-- Required task --
Which lines below hold the word "Gold"? Copy all of them.

---------- Exercise materials ----------

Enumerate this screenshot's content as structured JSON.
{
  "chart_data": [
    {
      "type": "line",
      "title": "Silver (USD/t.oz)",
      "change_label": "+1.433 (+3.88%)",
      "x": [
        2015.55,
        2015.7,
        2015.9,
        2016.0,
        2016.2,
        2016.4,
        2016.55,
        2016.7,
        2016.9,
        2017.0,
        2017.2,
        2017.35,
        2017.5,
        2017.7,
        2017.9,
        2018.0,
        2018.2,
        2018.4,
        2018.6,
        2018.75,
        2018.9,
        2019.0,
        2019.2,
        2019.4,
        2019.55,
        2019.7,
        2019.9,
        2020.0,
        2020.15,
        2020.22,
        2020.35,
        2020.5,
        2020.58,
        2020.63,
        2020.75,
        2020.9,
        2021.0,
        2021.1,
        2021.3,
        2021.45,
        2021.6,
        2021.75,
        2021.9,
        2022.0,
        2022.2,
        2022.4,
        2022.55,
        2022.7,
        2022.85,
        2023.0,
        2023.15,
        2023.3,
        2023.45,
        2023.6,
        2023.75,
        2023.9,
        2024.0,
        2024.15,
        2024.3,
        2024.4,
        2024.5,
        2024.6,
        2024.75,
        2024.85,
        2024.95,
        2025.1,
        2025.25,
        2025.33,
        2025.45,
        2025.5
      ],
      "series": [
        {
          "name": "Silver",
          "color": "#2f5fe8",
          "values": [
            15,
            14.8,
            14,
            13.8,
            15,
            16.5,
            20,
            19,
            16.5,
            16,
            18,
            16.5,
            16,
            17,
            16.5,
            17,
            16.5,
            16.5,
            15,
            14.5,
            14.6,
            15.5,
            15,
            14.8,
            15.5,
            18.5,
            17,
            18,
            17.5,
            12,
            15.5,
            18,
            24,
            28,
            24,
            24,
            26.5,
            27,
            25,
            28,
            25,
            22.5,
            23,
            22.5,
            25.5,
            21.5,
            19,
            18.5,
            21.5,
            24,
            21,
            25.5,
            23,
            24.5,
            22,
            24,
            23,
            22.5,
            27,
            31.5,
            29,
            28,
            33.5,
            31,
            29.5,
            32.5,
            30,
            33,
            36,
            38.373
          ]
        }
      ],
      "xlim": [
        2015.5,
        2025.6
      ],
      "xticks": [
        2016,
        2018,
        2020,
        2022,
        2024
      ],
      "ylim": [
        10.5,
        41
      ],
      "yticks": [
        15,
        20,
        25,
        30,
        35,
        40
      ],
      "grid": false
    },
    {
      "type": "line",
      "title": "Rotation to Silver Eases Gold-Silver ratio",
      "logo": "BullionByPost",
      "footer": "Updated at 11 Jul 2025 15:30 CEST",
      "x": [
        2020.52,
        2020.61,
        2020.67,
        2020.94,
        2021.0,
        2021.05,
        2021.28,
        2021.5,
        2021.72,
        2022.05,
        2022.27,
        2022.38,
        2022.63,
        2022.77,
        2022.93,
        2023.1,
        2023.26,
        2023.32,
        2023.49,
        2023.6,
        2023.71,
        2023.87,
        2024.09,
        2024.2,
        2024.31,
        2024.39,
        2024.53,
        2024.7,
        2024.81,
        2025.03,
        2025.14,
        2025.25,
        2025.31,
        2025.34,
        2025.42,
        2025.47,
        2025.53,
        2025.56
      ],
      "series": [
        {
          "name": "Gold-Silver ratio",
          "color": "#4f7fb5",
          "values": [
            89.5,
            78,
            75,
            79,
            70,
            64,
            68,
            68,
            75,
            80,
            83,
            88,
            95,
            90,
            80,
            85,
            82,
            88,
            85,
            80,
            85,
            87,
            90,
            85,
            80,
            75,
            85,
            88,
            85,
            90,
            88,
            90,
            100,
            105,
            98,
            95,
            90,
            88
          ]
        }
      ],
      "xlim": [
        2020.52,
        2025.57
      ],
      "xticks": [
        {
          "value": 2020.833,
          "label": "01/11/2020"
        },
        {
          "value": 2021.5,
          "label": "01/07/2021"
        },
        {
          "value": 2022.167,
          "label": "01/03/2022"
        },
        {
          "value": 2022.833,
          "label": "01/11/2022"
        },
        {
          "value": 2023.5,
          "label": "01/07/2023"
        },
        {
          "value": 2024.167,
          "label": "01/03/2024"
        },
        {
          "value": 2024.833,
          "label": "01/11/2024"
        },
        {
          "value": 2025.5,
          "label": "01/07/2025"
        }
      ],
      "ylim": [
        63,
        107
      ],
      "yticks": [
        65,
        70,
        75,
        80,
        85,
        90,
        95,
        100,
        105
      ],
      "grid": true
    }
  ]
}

----------

-- Answer --
      "title": "Rotation to Silver Eases Gold-Silver ratio",
          "name": "Gold-Silver ratio",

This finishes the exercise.